PROMPT: Go through the records and show each line where the word "Italy" occurs.

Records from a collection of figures
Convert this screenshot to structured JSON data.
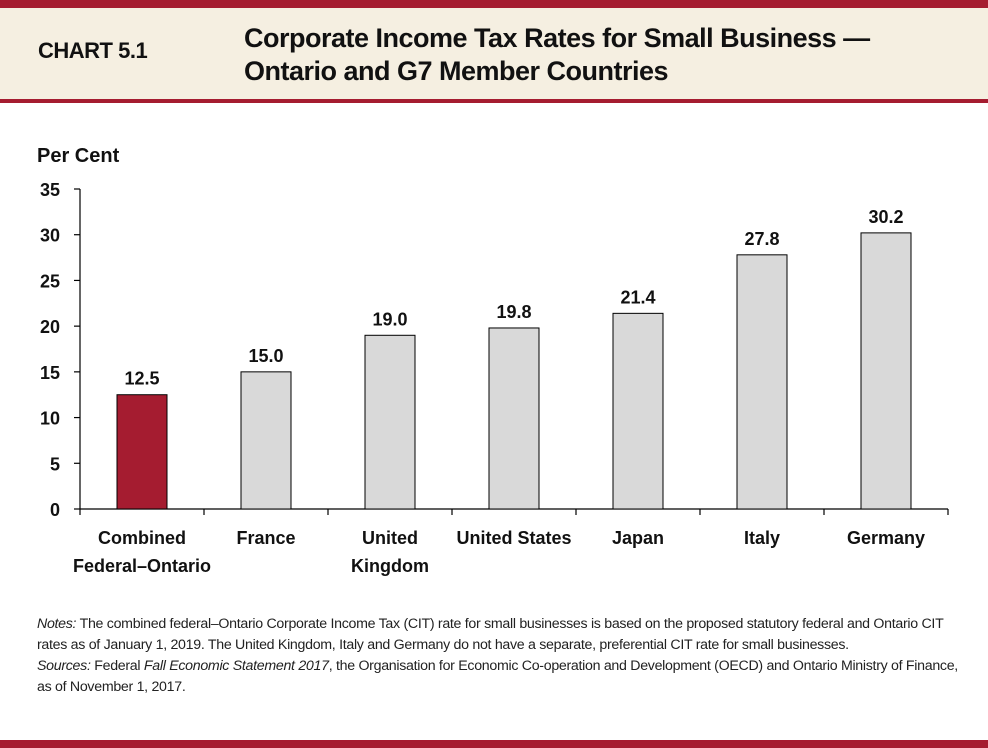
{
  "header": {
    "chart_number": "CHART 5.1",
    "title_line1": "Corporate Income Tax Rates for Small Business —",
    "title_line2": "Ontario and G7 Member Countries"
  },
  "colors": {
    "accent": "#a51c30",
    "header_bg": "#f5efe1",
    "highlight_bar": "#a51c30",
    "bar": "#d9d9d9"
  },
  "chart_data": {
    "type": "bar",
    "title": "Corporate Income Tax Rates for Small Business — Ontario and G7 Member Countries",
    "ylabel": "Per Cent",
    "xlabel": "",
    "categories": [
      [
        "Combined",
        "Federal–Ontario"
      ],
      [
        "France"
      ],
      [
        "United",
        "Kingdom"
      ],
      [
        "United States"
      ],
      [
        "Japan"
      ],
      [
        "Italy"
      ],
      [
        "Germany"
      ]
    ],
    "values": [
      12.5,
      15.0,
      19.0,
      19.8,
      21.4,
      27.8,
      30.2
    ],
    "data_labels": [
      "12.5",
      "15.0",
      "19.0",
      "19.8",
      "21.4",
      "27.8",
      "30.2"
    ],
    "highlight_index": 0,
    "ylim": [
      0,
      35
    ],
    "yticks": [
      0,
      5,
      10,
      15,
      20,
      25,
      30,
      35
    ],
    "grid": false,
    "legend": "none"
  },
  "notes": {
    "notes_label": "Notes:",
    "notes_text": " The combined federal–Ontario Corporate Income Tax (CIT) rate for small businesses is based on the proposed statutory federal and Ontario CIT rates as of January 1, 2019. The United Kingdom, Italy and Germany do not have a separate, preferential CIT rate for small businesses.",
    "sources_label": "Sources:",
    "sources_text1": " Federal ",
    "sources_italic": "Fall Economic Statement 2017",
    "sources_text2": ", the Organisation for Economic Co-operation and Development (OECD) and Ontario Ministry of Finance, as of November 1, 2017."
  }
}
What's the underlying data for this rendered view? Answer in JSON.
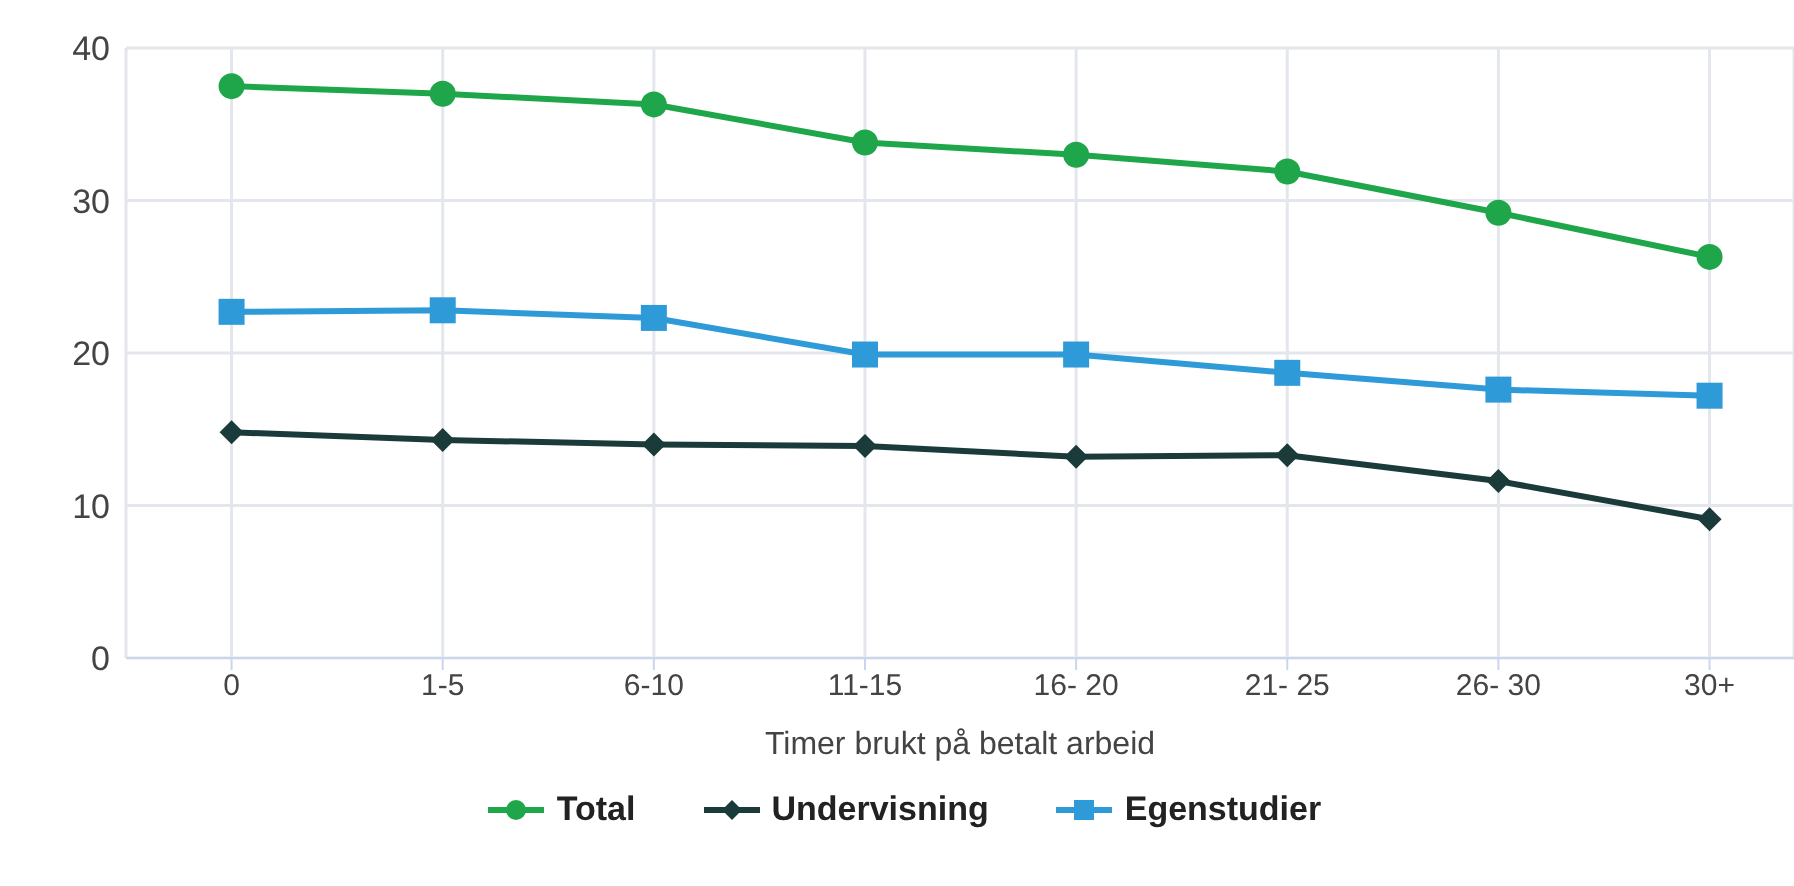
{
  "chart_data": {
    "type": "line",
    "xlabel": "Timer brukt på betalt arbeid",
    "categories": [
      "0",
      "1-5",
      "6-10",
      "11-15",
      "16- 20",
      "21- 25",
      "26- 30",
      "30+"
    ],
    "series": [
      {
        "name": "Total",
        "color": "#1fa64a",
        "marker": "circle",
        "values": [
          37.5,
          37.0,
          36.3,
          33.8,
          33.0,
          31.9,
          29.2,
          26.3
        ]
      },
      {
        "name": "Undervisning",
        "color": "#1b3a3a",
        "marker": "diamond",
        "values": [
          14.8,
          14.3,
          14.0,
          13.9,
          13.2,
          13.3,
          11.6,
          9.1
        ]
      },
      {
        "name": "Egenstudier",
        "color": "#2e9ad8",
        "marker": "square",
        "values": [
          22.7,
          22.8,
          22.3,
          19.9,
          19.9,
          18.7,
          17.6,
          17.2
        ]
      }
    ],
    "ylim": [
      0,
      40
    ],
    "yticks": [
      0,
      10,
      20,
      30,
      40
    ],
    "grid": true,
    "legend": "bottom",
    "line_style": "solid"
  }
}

EXERCISE RESULT:
        "Italy"
    "notes_text": " The combined federal–Ontario Corporate Income Tax (CIT) rate for small businesses is based on the proposed statutory federal and Ontario CIT rates as of January 1, 2019. The United Kingdom, Italy and Germany do not have a separate, preferential CIT rate for small businesses.",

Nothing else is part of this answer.